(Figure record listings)
◇ ◇ ◇ ◇

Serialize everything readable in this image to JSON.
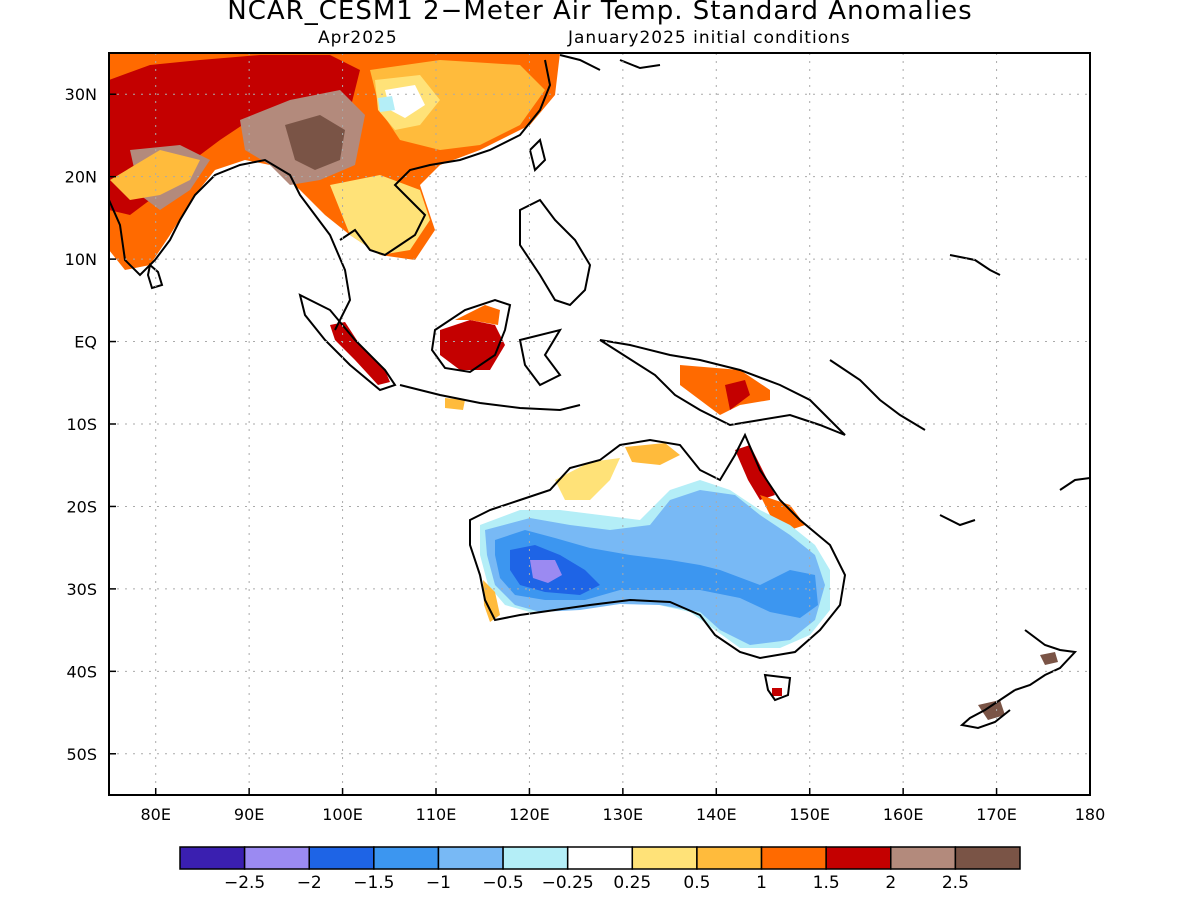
{
  "header": {
    "title": "NCAR_CESM1 2−Meter Air Temp. Standard Anomalies",
    "month": "Apr2025",
    "init": "January2025 initial conditions"
  },
  "map": {
    "lat_labels": [
      "30N",
      "20N",
      "10N",
      "EQ",
      "10S",
      "20S",
      "30S",
      "40S",
      "50S"
    ],
    "lat_values": [
      30,
      20,
      10,
      0,
      -10,
      -20,
      -30,
      -40,
      -50
    ],
    "lon_labels": [
      "80E",
      "90E",
      "100E",
      "110E",
      "120E",
      "130E",
      "140E",
      "150E",
      "160E",
      "170E",
      "180"
    ],
    "lon_values": [
      80,
      90,
      100,
      110,
      120,
      130,
      140,
      150,
      160,
      170,
      180
    ],
    "lon_range": [
      75,
      180
    ],
    "lat_range": [
      -55,
      35
    ],
    "grid": "dotted"
  },
  "colorbar": {
    "colors": [
      "#3a1fb0",
      "#9b8af2",
      "#1e64e6",
      "#3c96f0",
      "#78b9f5",
      "#b4eef7",
      "#ffffff",
      "#ffe278",
      "#ffbb3c",
      "#ff6a00",
      "#c40000",
      "#b38a7c",
      "#7a5446"
    ],
    "labels": [
      "−2.5",
      "−2",
      "−1.5",
      "−1",
      "−0.5",
      "−0.25",
      "0.25",
      "0.5",
      "1",
      "1.5",
      "2",
      "2.5"
    ]
  }
}
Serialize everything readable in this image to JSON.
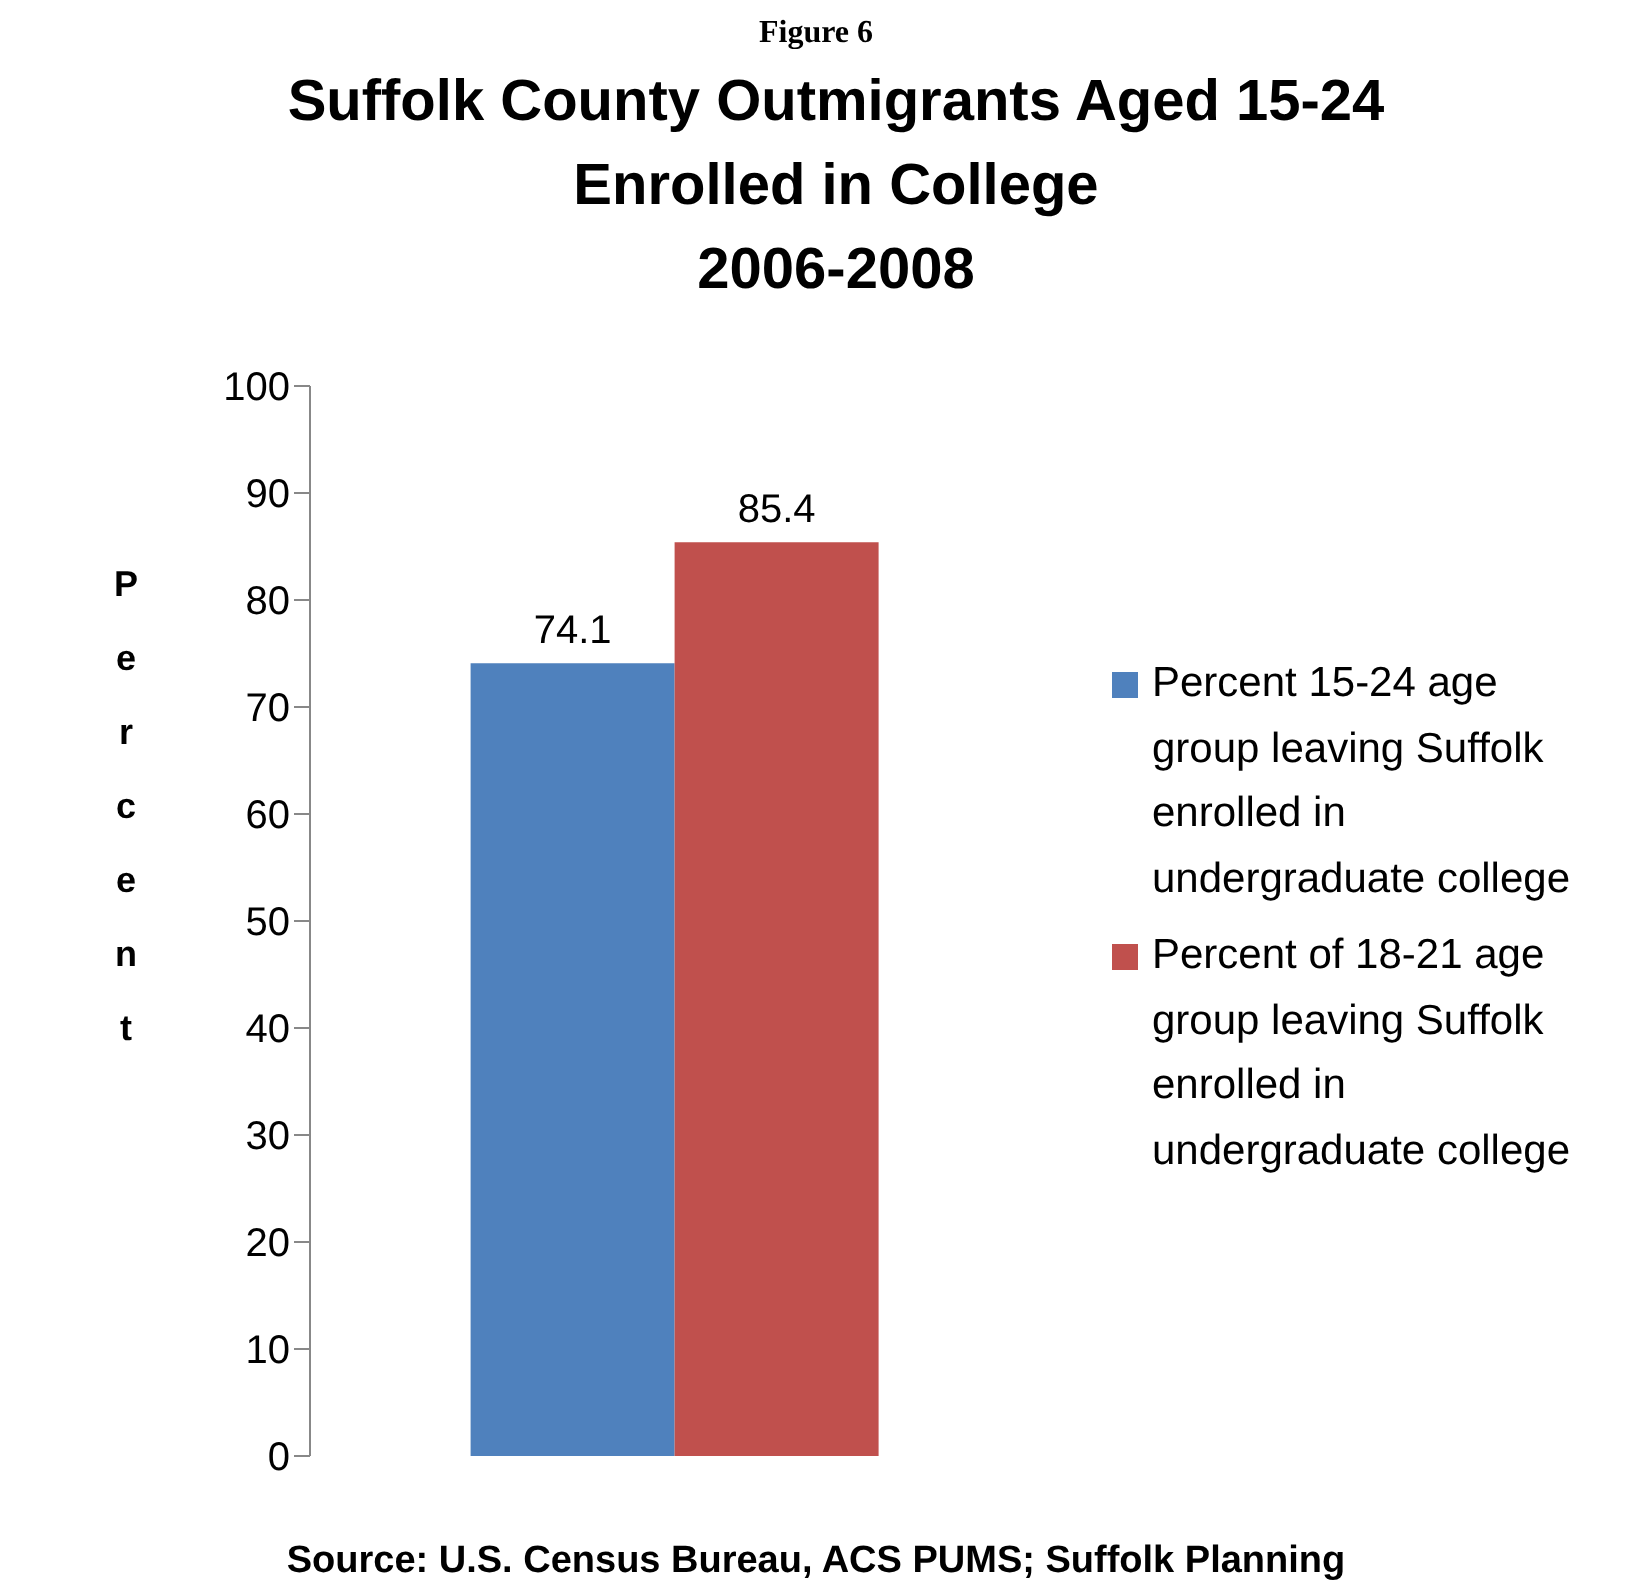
{
  "chart_data": {
    "type": "bar",
    "title": "Suffolk County Outmigrants Aged 15-24\nEnrolled in College\n2006-2008",
    "ylabel": "Percent",
    "categories": [
      null
    ],
    "series": [
      {
        "name": "Percent 15-24 age group leaving Suffolk enrolled in undergraduate college",
        "color": "#4f81bd",
        "values": [
          74.1
        ]
      },
      {
        "name": "Percent of 18-21 age group leaving Suffolk enrolled in undergraduate college",
        "color": "#c0504d",
        "values": [
          85.4
        ]
      }
    ],
    "ylim": [
      0,
      100
    ],
    "yticks": [
      0,
      10,
      20,
      30,
      40,
      50,
      60,
      70,
      80,
      90,
      100
    ],
    "grid": false,
    "legend": "right",
    "data_labels": true,
    "annotations": [
      "Figure 6",
      "Source: U.S. Census Bureau, ACS PUMS; Suffolk Planning"
    ]
  }
}
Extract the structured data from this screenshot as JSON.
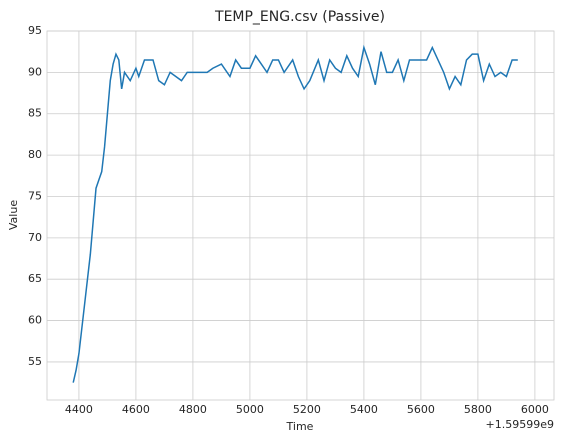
{
  "chart_data": {
    "type": "line",
    "title": "TEMP_ENG.csv (Passive)",
    "x_label": "Time",
    "y_label": "Value",
    "offset_label": "+1.59599e9",
    "x": [
      4380,
      4390,
      4400,
      4410,
      4420,
      4430,
      4440,
      4450,
      4460,
      4470,
      4480,
      4490,
      4500,
      4510,
      4520,
      4530,
      4540,
      4550,
      4560,
      4580,
      4600,
      4610,
      4630,
      4660,
      4680,
      4700,
      4720,
      4740,
      4760,
      4780,
      4800,
      4850,
      4870,
      4900,
      4930,
      4950,
      4970,
      5000,
      5020,
      5040,
      5060,
      5080,
      5100,
      5120,
      5150,
      5170,
      5190,
      5210,
      5240,
      5260,
      5280,
      5300,
      5320,
      5340,
      5360,
      5380,
      5400,
      5420,
      5440,
      5460,
      5480,
      5500,
      5520,
      5540,
      5560,
      5580,
      5600,
      5620,
      5640,
      5660,
      5680,
      5700,
      5720,
      5740,
      5760,
      5780,
      5800,
      5820,
      5840,
      5860,
      5880,
      5900,
      5920,
      5940
    ],
    "series": [
      {
        "name": "TEMP_ENG",
        "color": "#1f77b4",
        "values": [
          52.5,
          54,
          56,
          59,
          62,
          65,
          68,
          72,
          76,
          77,
          78,
          81,
          85,
          89,
          91,
          92.2,
          91.5,
          88,
          90,
          89,
          90.5,
          89.5,
          91.5,
          91.5,
          89,
          88.5,
          90,
          89.5,
          89,
          90,
          90,
          90,
          90.5,
          91,
          89.5,
          91.5,
          90.5,
          90.5,
          92,
          91,
          90,
          91.5,
          91.5,
          90,
          91.5,
          89.5,
          88,
          89,
          91.5,
          89,
          91.5,
          90.5,
          90,
          92,
          90.5,
          89.5,
          93,
          91,
          88.5,
          92.5,
          90,
          90,
          91.5,
          89,
          91.5,
          91.5,
          91.5,
          91.5,
          93,
          91.5,
          90,
          88,
          89.5,
          88.5,
          91.5,
          92.2,
          92.2,
          89,
          91,
          89.5,
          90,
          89.5,
          91.5,
          91.5
        ]
      }
    ],
    "xlim": [
      4288,
      6067
    ],
    "ylim": [
      50.4,
      95
    ],
    "xticks": [
      4400,
      4600,
      4800,
      5000,
      5200,
      5400,
      5600,
      5800,
      6000
    ],
    "yticks": [
      55,
      60,
      65,
      70,
      75,
      80,
      85,
      90,
      95
    ],
    "grid": true
  }
}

◇ ◇ ◇ ◇

Direction
Leave out the pictures and restate everything else word for word.

Complete response
Serialize everything readable in this image to JSON.
{
  "header": {
    "title": "NCAR_CESM1 2−Meter Air Temp. Standard Anomalies",
    "month": "Apr2025",
    "init": "January2025 initial conditions"
  },
  "map": {
    "lat_labels": [
      "30N",
      "20N",
      "10N",
      "EQ",
      "10S",
      "20S",
      "30S",
      "40S",
      "50S"
    ],
    "lat_values": [
      30,
      20,
      10,
      0,
      -10,
      -20,
      -30,
      -40,
      -50
    ],
    "lon_labels": [
      "80E",
      "90E",
      "100E",
      "110E",
      "120E",
      "130E",
      "140E",
      "150E",
      "160E",
      "170E",
      "180"
    ],
    "lon_values": [
      80,
      90,
      100,
      110,
      120,
      130,
      140,
      150,
      160,
      170,
      180
    ],
    "lon_range": [
      75,
      180
    ],
    "lat_range": [
      -55,
      35
    ],
    "grid": "dotted"
  },
  "colorbar": {
    "colors": [
      "#3a1fb0",
      "#9b8af2",
      "#1e64e6",
      "#3c96f0",
      "#78b9f5",
      "#b4eef7",
      "#ffffff",
      "#ffe278",
      "#ffbb3c",
      "#ff6a00",
      "#c40000",
      "#b38a7c",
      "#7a5446"
    ],
    "labels": [
      "−2.5",
      "−2",
      "−1.5",
      "−1",
      "−0.5",
      "−0.25",
      "0.25",
      "0.5",
      "1",
      "1.5",
      "2",
      "2.5"
    ]
  }
}
Serialize everything readable in this image to JSON.
{
  "chart_data": {
    "type": "bar",
    "title": "Suffolk County Outmigrants Aged 15-24\nEnrolled in College\n2006-2008",
    "ylabel": "Percent",
    "categories": [
      null
    ],
    "series": [
      {
        "name": "Percent 15-24 age group leaving Suffolk enrolled in undergraduate college",
        "color": "#4f81bd",
        "values": [
          74.1
        ]
      },
      {
        "name": "Percent of 18-21 age group leaving Suffolk enrolled in undergraduate college",
        "color": "#c0504d",
        "values": [
          85.4
        ]
      }
    ],
    "ylim": [
      0,
      100
    ],
    "yticks": [
      0,
      10,
      20,
      30,
      40,
      50,
      60,
      70,
      80,
      90,
      100
    ],
    "grid": false,
    "legend": "right",
    "data_labels": true,
    "annotations": [
      "Figure 6",
      "Source: U.S. Census Bureau, ACS PUMS; Suffolk Planning"
    ]
  }
}
Extract the structured data from this screenshot as JSON.
{
  "chart_data": {
    "type": "line",
    "title": "TEMP_ENG.csv (Passive)",
    "x_label": "Time",
    "y_label": "Value",
    "offset_label": "+1.59599e9",
    "x": [
      4380,
      4390,
      4400,
      4410,
      4420,
      4430,
      4440,
      4450,
      4460,
      4470,
      4480,
      4490,
      4500,
      4510,
      4520,
      4530,
      4540,
      4550,
      4560,
      4580,
      4600,
      4610,
      4630,
      4660,
      4680,
      4700,
      4720,
      4740,
      4760,
      4780,
      4800,
      4850,
      4870,
      4900,
      4930,
      4950,
      4970,
      5000,
      5020,
      5040,
      5060,
      5080,
      5100,
      5120,
      5150,
      5170,
      5190,
      5210,
      5240,
      5260,
      5280,
      5300,
      5320,
      5340,
      5360,
      5380,
      5400,
      5420,
      5440,
      5460,
      5480,
      5500,
      5520,
      5540,
      5560,
      5580,
      5600,
      5620,
      5640,
      5660,
      5680,
      5700,
      5720,
      5740,
      5760,
      5780,
      5800,
      5820,
      5840,
      5860,
      5880,
      5900,
      5920,
      5940
    ],
    "series": [
      {
        "name": "TEMP_ENG",
        "color": "#1f77b4",
        "values": [
          52.5,
          54,
          56,
          59,
          62,
          65,
          68,
          72,
          76,
          77,
          78,
          81,
          85,
          89,
          91,
          92.2,
          91.5,
          88,
          90,
          89,
          90.5,
          89.5,
          91.5,
          91.5,
          89,
          88.5,
          90,
          89.5,
          89,
          90,
          90,
          90,
          90.5,
          91,
          89.5,
          91.5,
          90.5,
          90.5,
          92,
          91,
          90,
          91.5,
          91.5,
          90,
          91.5,
          89.5,
          88,
          89,
          91.5,
          89,
          91.5,
          90.5,
          90,
          92,
          90.5,
          89.5,
          93,
          91,
          88.5,
          92.5,
          90,
          90,
          91.5,
          89,
          91.5,
          91.5,
          91.5,
          91.5,
          93,
          91.5,
          90,
          88,
          89.5,
          88.5,
          91.5,
          92.2,
          92.2,
          89,
          91,
          89.5,
          90,
          89.5,
          91.5,
          91.5
        ]
      }
    ],
    "xlim": [
      4288,
      6067
    ],
    "ylim": [
      50.4,
      95
    ],
    "xticks": [
      4400,
      4600,
      4800,
      5000,
      5200,
      5400,
      5600,
      5800,
      6000
    ],
    "yticks": [
      55,
      60,
      65,
      70,
      75,
      80,
      85,
      90,
      95
    ],
    "grid": true
  }
}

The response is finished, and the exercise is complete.